> _Task data_:
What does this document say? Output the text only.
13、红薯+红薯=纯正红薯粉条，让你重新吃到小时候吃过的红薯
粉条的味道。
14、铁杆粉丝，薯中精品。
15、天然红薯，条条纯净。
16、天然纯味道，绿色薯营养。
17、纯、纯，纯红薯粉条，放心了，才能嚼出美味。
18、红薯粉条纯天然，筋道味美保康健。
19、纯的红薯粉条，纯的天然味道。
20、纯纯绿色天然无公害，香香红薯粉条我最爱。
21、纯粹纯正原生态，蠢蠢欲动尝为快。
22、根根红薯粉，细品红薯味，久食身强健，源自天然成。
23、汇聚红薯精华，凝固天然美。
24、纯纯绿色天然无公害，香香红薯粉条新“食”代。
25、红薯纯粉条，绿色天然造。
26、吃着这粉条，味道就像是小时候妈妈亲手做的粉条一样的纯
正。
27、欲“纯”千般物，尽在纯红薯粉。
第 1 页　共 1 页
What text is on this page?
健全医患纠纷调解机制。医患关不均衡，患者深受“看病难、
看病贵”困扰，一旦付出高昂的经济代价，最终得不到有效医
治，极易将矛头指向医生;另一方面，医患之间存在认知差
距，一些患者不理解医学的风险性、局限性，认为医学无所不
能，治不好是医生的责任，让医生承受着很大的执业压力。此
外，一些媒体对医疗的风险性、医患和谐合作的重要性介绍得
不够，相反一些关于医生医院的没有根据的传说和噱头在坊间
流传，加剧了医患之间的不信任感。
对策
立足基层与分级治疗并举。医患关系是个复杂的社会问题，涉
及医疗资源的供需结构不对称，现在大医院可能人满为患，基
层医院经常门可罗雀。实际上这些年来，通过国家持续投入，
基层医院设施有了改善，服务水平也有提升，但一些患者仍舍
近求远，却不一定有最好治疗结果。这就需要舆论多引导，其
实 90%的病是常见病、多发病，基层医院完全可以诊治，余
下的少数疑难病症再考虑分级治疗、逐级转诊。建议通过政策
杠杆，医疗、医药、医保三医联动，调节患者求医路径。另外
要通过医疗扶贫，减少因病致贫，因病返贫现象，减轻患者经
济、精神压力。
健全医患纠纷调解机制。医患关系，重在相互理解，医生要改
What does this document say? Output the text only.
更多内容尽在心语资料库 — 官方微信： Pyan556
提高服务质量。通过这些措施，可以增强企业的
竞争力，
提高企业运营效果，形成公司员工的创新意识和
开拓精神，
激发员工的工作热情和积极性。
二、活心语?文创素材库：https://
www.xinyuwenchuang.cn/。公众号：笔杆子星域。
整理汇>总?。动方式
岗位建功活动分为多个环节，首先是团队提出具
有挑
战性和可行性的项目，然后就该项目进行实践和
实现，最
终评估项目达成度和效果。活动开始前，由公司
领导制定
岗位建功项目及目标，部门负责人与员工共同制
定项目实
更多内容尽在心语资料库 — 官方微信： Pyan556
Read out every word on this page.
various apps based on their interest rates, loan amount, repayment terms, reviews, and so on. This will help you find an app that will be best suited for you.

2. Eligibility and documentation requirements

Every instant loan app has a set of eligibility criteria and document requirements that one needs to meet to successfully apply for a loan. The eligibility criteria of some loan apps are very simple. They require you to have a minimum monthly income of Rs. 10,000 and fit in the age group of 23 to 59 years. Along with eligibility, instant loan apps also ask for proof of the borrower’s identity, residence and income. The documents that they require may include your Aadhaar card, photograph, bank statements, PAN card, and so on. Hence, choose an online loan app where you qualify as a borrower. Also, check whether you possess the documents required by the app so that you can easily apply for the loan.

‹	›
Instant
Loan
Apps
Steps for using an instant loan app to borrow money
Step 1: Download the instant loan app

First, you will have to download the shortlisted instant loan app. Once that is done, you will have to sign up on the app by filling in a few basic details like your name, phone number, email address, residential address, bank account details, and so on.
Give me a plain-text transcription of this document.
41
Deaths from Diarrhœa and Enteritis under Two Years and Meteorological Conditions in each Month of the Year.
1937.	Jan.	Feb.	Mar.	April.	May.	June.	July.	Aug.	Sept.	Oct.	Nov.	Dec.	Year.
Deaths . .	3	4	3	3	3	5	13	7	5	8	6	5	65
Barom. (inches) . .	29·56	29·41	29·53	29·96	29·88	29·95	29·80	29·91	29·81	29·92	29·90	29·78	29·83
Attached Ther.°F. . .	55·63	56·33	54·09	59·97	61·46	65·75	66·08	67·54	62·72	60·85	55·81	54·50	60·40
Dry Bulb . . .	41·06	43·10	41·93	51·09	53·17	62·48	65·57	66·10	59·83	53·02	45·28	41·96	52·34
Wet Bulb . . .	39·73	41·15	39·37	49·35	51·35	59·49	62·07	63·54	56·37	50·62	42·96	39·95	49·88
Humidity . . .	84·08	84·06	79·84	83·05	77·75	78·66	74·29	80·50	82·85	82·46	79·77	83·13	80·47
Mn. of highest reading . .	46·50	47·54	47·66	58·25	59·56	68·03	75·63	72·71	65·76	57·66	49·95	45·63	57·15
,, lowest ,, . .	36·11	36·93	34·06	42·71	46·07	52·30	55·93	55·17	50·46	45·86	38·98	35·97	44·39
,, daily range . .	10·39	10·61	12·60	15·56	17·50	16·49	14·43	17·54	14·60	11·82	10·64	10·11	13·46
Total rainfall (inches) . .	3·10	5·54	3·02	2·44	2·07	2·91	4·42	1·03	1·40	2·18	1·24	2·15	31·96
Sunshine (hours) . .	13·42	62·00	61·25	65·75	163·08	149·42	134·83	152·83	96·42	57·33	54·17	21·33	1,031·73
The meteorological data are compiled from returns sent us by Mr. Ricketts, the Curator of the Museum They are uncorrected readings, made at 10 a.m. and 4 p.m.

> _Given exercise_:
Copy out every line with the word "requirements".

> _Written solution_:
2. Eligibility and documentation requirements
Every instant loan app has a set of eligibility criteria and document requirements that one needs to meet to successfully apply for a loan. The eligibility criteria of some loan apps are very simple. They require you to have a minimum monthly income of Rs. 10,000 and fit in the age group of 23 to 59 years. Along with eligibility, instant loan apps also ask for proof of the borrower’s identity, residence and income. The documents that they require may include your Aadhaar card, photograph, bank statements, PAN card, and so on. Hence, choose an online loan app where you qualify as a borrower. Also, check whether you possess the documents required by the app so that you can easily apply for the loan.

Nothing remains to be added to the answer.